> Supplied information
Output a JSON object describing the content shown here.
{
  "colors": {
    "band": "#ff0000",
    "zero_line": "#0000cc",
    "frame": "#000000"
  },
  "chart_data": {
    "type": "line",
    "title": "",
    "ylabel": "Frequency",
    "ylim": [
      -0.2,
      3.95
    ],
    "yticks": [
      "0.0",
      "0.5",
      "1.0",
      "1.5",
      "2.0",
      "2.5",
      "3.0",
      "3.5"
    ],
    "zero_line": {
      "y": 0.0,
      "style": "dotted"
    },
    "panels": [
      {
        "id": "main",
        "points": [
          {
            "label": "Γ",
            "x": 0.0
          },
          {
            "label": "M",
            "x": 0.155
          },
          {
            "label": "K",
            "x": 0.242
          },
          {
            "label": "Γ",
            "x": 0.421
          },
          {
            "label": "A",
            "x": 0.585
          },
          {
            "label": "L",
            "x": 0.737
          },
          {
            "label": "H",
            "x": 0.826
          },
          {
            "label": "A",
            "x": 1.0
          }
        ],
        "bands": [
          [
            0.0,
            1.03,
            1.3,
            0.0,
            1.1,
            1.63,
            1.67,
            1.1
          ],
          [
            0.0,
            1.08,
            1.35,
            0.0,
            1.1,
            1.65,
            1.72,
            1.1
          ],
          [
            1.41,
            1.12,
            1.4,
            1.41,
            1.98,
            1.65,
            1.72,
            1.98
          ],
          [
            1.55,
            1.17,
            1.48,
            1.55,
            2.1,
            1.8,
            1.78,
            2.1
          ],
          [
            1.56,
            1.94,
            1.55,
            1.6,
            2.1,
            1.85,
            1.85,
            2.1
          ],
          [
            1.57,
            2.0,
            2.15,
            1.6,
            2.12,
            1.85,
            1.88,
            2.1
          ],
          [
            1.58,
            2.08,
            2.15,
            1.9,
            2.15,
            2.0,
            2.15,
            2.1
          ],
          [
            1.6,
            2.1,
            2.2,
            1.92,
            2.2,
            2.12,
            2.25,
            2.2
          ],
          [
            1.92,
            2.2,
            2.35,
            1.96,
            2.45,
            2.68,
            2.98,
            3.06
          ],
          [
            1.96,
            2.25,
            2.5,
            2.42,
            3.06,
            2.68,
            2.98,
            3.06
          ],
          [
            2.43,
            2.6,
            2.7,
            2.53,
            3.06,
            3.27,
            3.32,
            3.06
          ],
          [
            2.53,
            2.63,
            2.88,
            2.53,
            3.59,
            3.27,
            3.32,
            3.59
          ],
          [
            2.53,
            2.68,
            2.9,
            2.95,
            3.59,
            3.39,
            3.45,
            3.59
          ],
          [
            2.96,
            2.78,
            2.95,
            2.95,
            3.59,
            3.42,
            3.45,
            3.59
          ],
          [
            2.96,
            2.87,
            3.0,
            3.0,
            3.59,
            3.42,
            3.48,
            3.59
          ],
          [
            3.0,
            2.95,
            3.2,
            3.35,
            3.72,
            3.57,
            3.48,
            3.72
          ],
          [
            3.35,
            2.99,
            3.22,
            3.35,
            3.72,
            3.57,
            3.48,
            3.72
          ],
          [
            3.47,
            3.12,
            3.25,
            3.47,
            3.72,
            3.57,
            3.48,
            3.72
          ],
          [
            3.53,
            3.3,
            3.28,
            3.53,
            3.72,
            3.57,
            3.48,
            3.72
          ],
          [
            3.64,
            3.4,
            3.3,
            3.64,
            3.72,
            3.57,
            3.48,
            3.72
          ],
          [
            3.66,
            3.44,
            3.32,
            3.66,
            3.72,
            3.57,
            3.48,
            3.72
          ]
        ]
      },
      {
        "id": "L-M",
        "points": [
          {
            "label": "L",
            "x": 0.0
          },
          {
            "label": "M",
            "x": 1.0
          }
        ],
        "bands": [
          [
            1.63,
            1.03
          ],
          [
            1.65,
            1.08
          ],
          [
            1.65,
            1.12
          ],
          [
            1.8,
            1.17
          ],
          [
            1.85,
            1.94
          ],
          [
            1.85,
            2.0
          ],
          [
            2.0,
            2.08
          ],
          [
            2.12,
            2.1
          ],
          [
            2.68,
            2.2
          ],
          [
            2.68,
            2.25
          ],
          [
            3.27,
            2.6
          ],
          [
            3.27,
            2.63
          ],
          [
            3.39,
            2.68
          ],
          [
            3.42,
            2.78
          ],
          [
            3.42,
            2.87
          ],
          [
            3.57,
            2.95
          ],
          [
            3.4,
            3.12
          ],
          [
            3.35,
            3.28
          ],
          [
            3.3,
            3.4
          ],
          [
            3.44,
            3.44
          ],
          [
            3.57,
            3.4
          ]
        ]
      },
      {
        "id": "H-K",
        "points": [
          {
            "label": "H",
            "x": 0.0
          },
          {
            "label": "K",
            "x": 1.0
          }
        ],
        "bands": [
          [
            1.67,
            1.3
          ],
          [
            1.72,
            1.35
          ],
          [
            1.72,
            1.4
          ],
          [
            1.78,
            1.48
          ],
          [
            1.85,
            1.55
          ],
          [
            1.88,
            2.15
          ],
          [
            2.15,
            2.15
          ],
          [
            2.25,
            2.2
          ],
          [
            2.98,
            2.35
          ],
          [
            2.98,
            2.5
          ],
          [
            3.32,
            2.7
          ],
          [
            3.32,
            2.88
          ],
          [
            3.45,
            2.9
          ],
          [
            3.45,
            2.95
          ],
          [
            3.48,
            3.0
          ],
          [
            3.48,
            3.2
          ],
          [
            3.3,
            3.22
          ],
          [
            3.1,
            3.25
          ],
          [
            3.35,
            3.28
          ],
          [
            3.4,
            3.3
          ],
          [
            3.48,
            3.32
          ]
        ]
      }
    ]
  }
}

> Do this
Print every record exactly as it was given.

> Problem solution
Output a JSON object describing the content shown here.
{
  "colors": {
    "band": "#ff0000",
    "zero_line": "#0000cc",
    "frame": "#000000"
  },
  "chart_data": {
    "type": "line",
    "title": "",
    "ylabel": "Frequency",
    "ylim": [
      -0.2,
      3.95
    ],
    "yticks": [
      "0.0",
      "0.5",
      "1.0",
      "1.5",
      "2.0",
      "2.5",
      "3.0",
      "3.5"
    ],
    "zero_line": {
      "y": 0.0,
      "style": "dotted"
    },
    "panels": [
      {
        "id": "main",
        "points": [
          {
            "label": "Γ",
            "x": 0.0
          },
          {
            "label": "M",
            "x": 0.155
          },
          {
            "label": "K",
            "x": 0.242
          },
          {
            "label": "Γ",
            "x": 0.421
          },
          {
            "label": "A",
            "x": 0.585
          },
          {
            "label": "L",
            "x": 0.737
          },
          {
            "label": "H",
            "x": 0.826
          },
          {
            "label": "A",
            "x": 1.0
          }
        ],
        "bands": [
          [
            0.0,
            1.03,
            1.3,
            0.0,
            1.1,
            1.63,
            1.67,
            1.1
          ],
          [
            0.0,
            1.08,
            1.35,
            0.0,
            1.1,
            1.65,
            1.72,
            1.1
          ],
          [
            1.41,
            1.12,
            1.4,
            1.41,
            1.98,
            1.65,
            1.72,
            1.98
          ],
          [
            1.55,
            1.17,
            1.48,
            1.55,
            2.1,
            1.8,
            1.78,
            2.1
          ],
          [
            1.56,
            1.94,
            1.55,
            1.6,
            2.1,
            1.85,
            1.85,
            2.1
          ],
          [
            1.57,
            2.0,
            2.15,
            1.6,
            2.12,
            1.85,
            1.88,
            2.1
          ],
          [
            1.58,
            2.08,
            2.15,
            1.9,
            2.15,
            2.0,
            2.15,
            2.1
          ],
          [
            1.6,
            2.1,
            2.2,
            1.92,
            2.2,
            2.12,
            2.25,
            2.2
          ],
          [
            1.92,
            2.2,
            2.35,
            1.96,
            2.45,
            2.68,
            2.98,
            3.06
          ],
          [
            1.96,
            2.25,
            2.5,
            2.42,
            3.06,
            2.68,
            2.98,
            3.06
          ],
          [
            2.43,
            2.6,
            2.7,
            2.53,
            3.06,
            3.27,
            3.32,
            3.06
          ],
          [
            2.53,
            2.63,
            2.88,
            2.53,
            3.59,
            3.27,
            3.32,
            3.59
          ],
          [
            2.53,
            2.68,
            2.9,
            2.95,
            3.59,
            3.39,
            3.45,
            3.59
          ],
          [
            2.96,
            2.78,
            2.95,
            2.95,
            3.59,
            3.42,
            3.45,
            3.59
          ],
          [
            2.96,
            2.87,
            3.0,
            3.0,
            3.59,
            3.42,
            3.48,
            3.59
          ],
          [
            3.0,
            2.95,
            3.2,
            3.35,
            3.72,
            3.57,
            3.48,
            3.72
          ],
          [
            3.35,
            2.99,
            3.22,
            3.35,
            3.72,
            3.57,
            3.48,
            3.72
          ],
          [
            3.47,
            3.12,
            3.25,
            3.47,
            3.72,
            3.57,
            3.48,
            3.72
          ],
          [
            3.53,
            3.3,
            3.28,
            3.53,
            3.72,
            3.57,
            3.48,
            3.72
          ],
          [
            3.64,
            3.4,
            3.3,
            3.64,
            3.72,
            3.57,
            3.48,
            3.72
          ],
          [
            3.66,
            3.44,
            3.32,
            3.66,
            3.72,
            3.57,
            3.48,
            3.72
          ]
        ]
      },
      {
        "id": "L-M",
        "points": [
          {
            "label": "L",
            "x": 0.0
          },
          {
            "label": "M",
            "x": 1.0
          }
        ],
        "bands": [
          [
            1.63,
            1.03
          ],
          [
            1.65,
            1.08
          ],
          [
            1.65,
            1.12
          ],
          [
            1.8,
            1.17
          ],
          [
            1.85,
            1.94
          ],
          [
            1.85,
            2.0
          ],
          [
            2.0,
            2.08
          ],
          [
            2.12,
            2.1
          ],
          [
            2.68,
            2.2
          ],
          [
            2.68,
            2.25
          ],
          [
            3.27,
            2.6
          ],
          [
            3.27,
            2.63
          ],
          [
            3.39,
            2.68
          ],
          [
            3.42,
            2.78
          ],
          [
            3.42,
            2.87
          ],
          [
            3.57,
            2.95
          ],
          [
            3.4,
            3.12
          ],
          [
            3.35,
            3.28
          ],
          [
            3.3,
            3.4
          ],
          [
            3.44,
            3.44
          ],
          [
            3.57,
            3.4
          ]
        ]
      },
      {
        "id": "H-K",
        "points": [
          {
            "label": "H",
            "x": 0.0
          },
          {
            "label": "K",
            "x": 1.0
          }
        ],
        "bands": [
          [
            1.67,
            1.3
          ],
          [
            1.72,
            1.35
          ],
          [
            1.72,
            1.4
          ],
          [
            1.78,
            1.48
          ],
          [
            1.85,
            1.55
          ],
          [
            1.88,
            2.15
          ],
          [
            2.15,
            2.15
          ],
          [
            2.25,
            2.2
          ],
          [
            2.98,
            2.35
          ],
          [
            2.98,
            2.5
          ],
          [
            3.32,
            2.7
          ],
          [
            3.32,
            2.88
          ],
          [
            3.45,
            2.9
          ],
          [
            3.45,
            2.95
          ],
          [
            3.48,
            3.0
          ],
          [
            3.48,
            3.2
          ],
          [
            3.3,
            3.22
          ],
          [
            3.1,
            3.25
          ],
          [
            3.35,
            3.28
          ],
          [
            3.4,
            3.3
          ],
          [
            3.48,
            3.32
          ]
        ]
      }
    ]
  }
}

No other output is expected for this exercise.